▶ **Task objective**
In the records that follow, locate every line with "présent" and extract it.

-- Begin Records for this exercise --

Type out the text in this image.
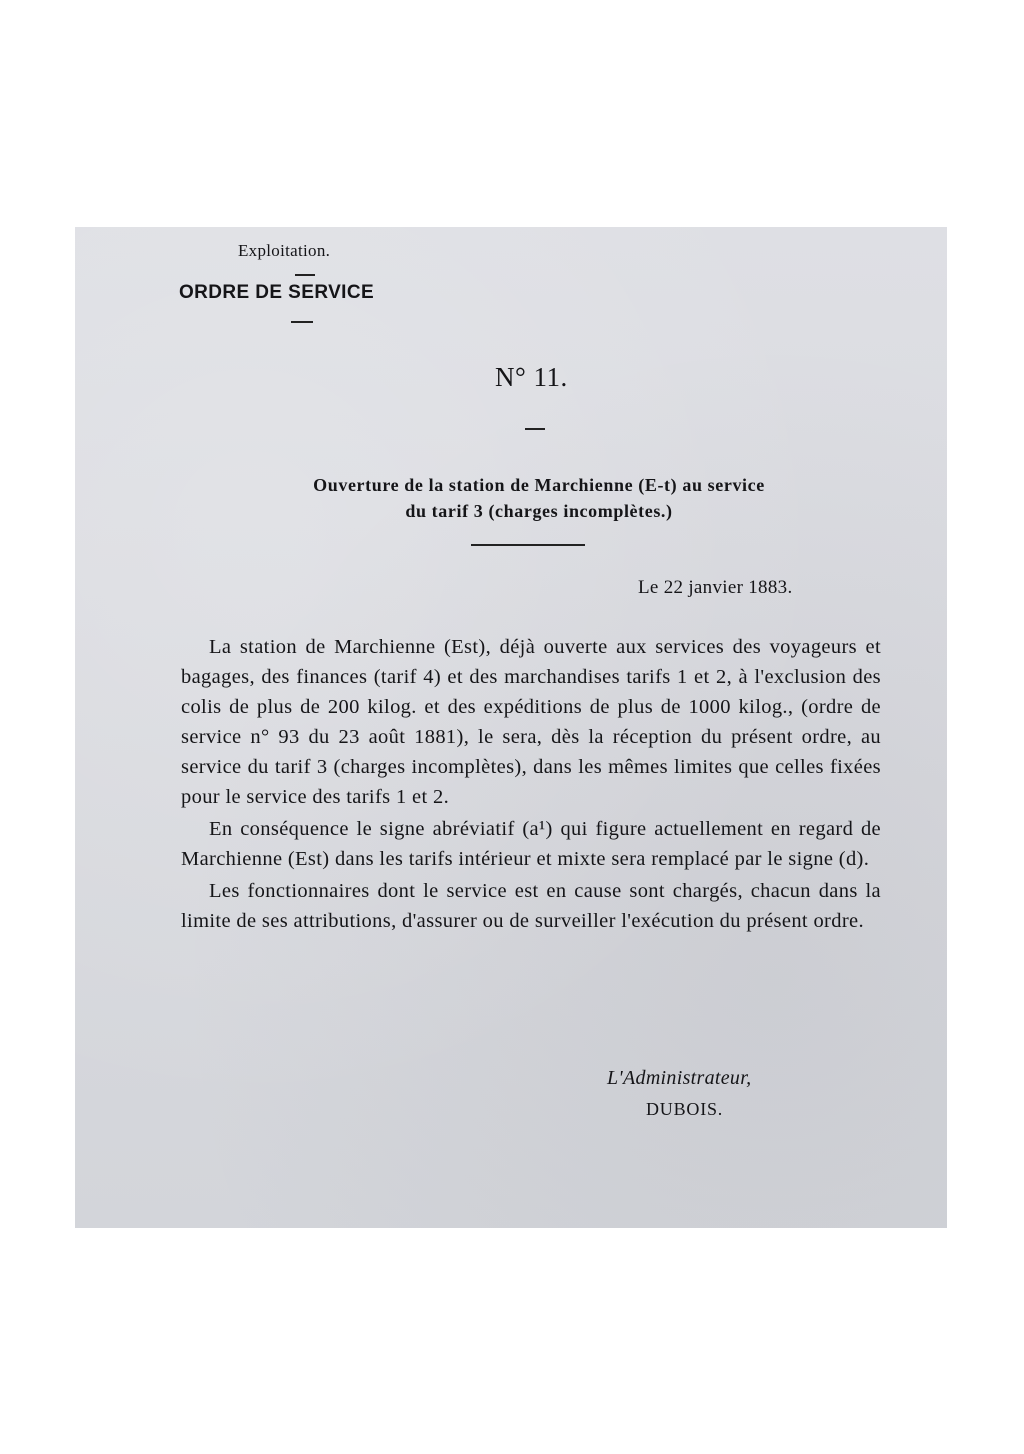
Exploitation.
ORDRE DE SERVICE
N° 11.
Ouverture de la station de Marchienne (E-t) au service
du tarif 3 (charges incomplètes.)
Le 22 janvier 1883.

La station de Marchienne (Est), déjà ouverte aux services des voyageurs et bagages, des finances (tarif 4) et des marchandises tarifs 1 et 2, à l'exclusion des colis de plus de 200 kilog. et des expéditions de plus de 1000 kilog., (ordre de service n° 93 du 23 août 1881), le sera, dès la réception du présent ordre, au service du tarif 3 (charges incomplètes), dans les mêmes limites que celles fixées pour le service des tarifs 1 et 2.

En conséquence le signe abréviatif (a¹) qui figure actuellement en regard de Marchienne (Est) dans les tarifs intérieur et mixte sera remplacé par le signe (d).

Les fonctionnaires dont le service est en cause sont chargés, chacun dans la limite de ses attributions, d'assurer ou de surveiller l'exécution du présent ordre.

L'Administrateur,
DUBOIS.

-- End Records for this exercise --

▶ **Response to the exercise**
La station de Marchienne (Est), déjà ouverte aux services des voyageurs et bagages, des finances (tarif 4) et des marchandises tarifs 1 et 2, à l'exclusion des colis de plus de 200 kilog. et des expéditions de plus de 1000 kilog., (ordre de service n° 93 du 23 août 1881), le sera, dès la réception du présent ordre, au service du tarif 3 (charges incomplètes), dans les mêmes limites que celles fixées pour le service des tarifs 1 et 2.
Les fonctionnaires dont le service est en cause sont chargés, chacun dans la limite de ses attributions, d'assurer ou de surveiller l'exécution du présent ordre.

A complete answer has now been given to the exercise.